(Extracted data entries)
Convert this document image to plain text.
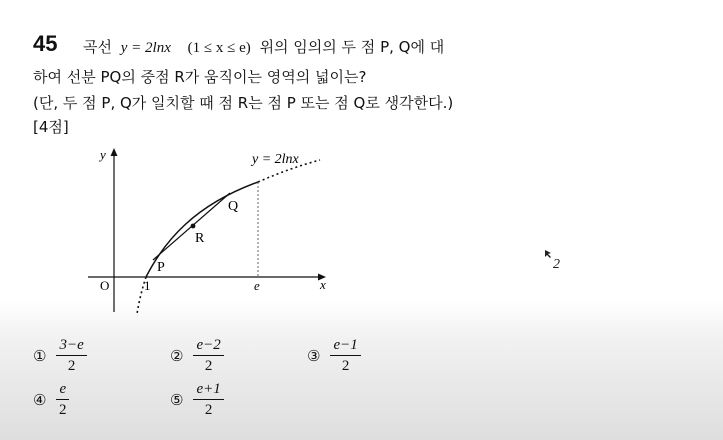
45 곡선 y = 2lnx (1 ≤ x ≤ e) 위의 임의의 두 점 P, Q에 대
하여 선분 PQ의 중점 R가 움직이는 영역의 넓이는?
(단, 두 점 P, Q가 일치할 때 점 R는 점 P 또는 점 Q로 생각한다.)
[4점]
y = 2lnx
y
x
O	1	e
P
Q
R
2
① $\frac{3-e}{2}$	② $\frac{e-2}{2}$	③ $\frac{e-1}{2}$
④ $\frac{e}{2}$	⑤ $\frac{e+1}{2}$
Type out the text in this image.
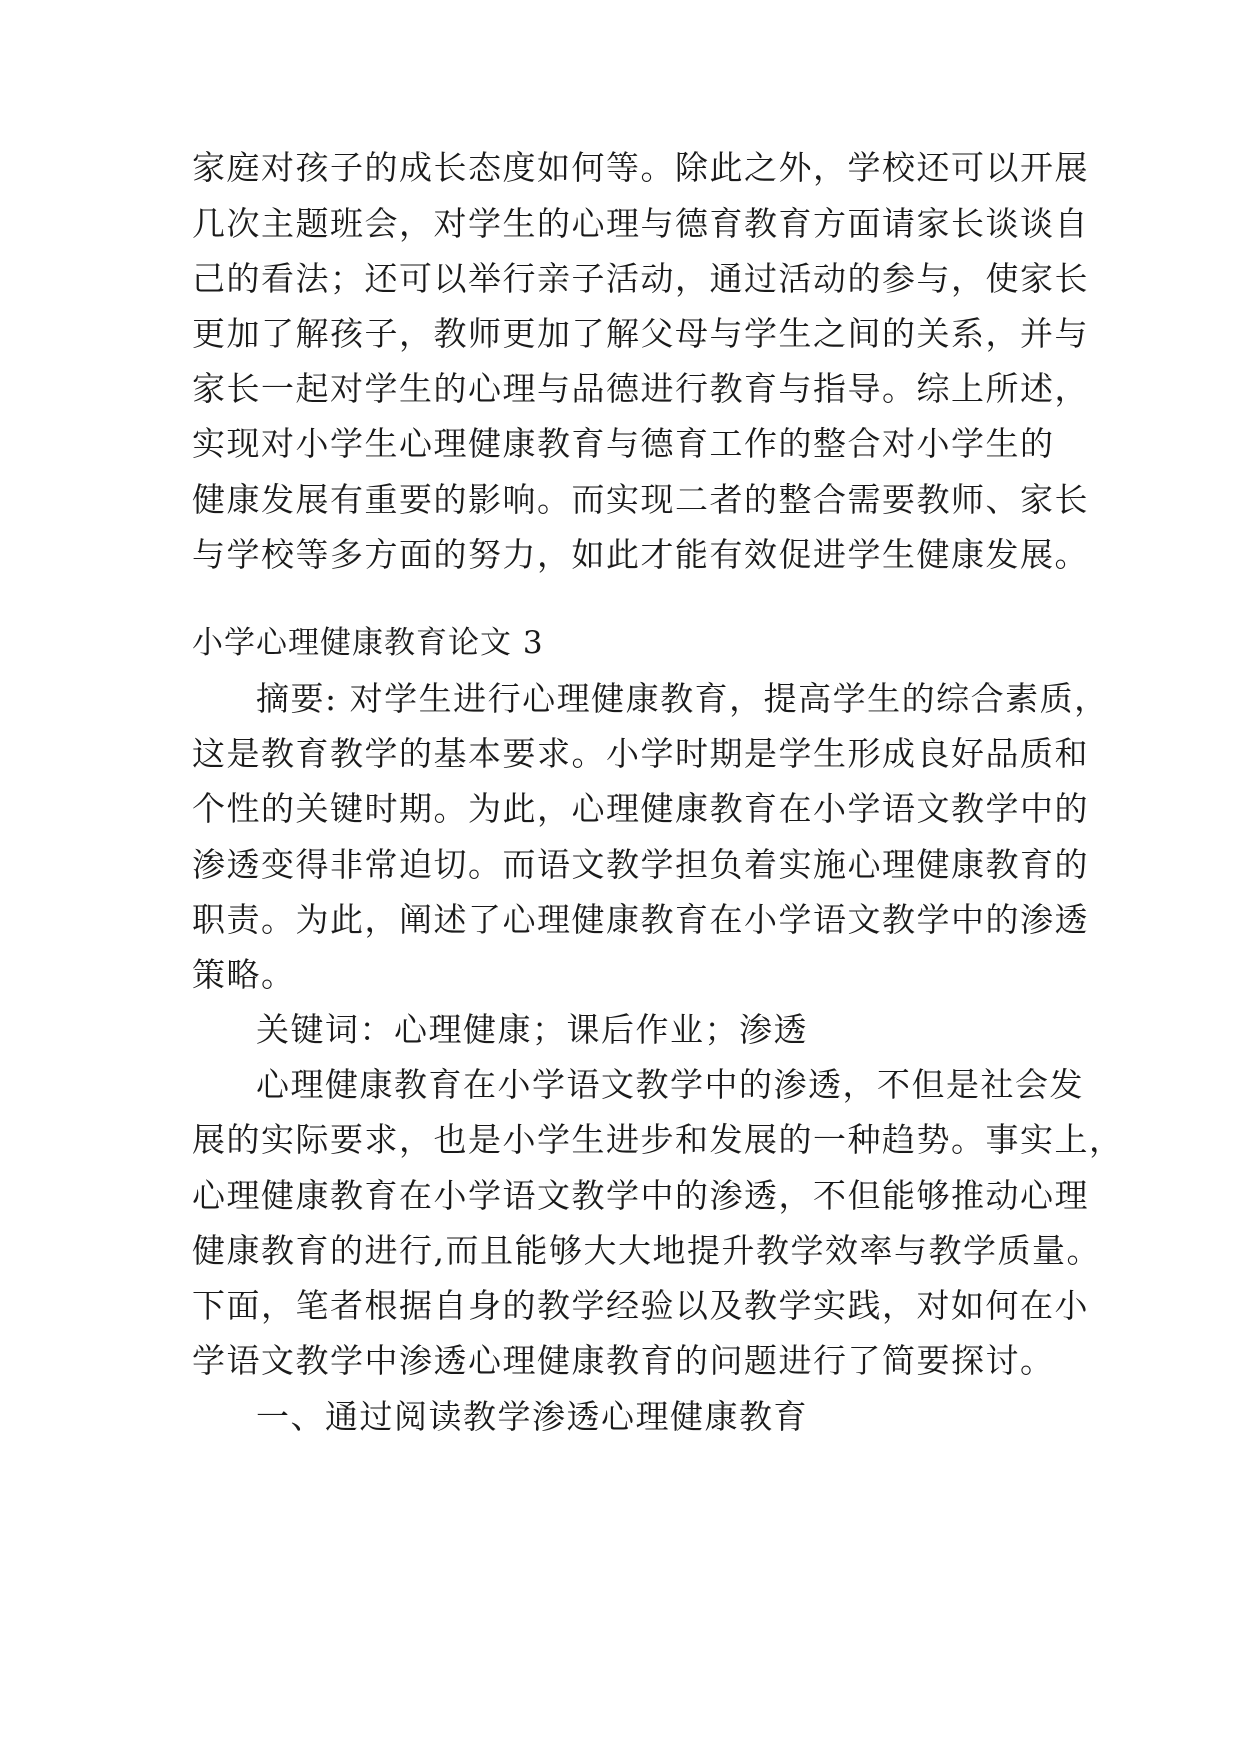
家庭对孩子的成长态度如何等。除此之外，学校还可以开展
几次主题班会，对学生的心理与德育教育方面请家长谈谈自
己的看法；还可以举行亲子活动，通过活动的参与，使家长
更加了解孩子，教师更加了解父母与学生之间的关系，并与
家长一起对学生的心理与品德进行教育与指导。综上所述，
实现对小学生心理健康教育与德育工作的整合对小学生的
健康发展有重要的影响。而实现二者的整合需要教师、家长
与学校等多方面的努力，如此才能有效促进学生健康发展。
小学心理健康教育论文 3
摘要: 对学生进行心理健康教育，提高学生的综合素质，
这是教育教学的基本要求。小学时期是学生形成良好品质和
个性的关键时期。为此，心理健康教育在小学语文教学中的
渗透变得非常迫切。而语文教学担负着实施心理健康教育的
职责。为此，阐述了心理健康教育在小学语文教学中的渗透
策略。
关键词：心理健康；课后作业；渗透
心理健康教育在小学语文教学中的渗透，不但是社会发
展的实际要求，也是小学生进步和发展的一种趋势。事实上，
心理健康教育在小学语文教学中的渗透，不但能够推动心理
健康教育的进行,而且能够大大地提升教学效率与教学质量。
下面，笔者根据自身的教学经验以及教学实践，对如何在小
学语文教学中渗透心理健康教育的问题进行了简要探讨。
一、通过阅读教学渗透心理健康教育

## What is asked:
The string "frac" may appear in lines of the listing above; tally those lines and give the number only.

## Response to the exercise:
2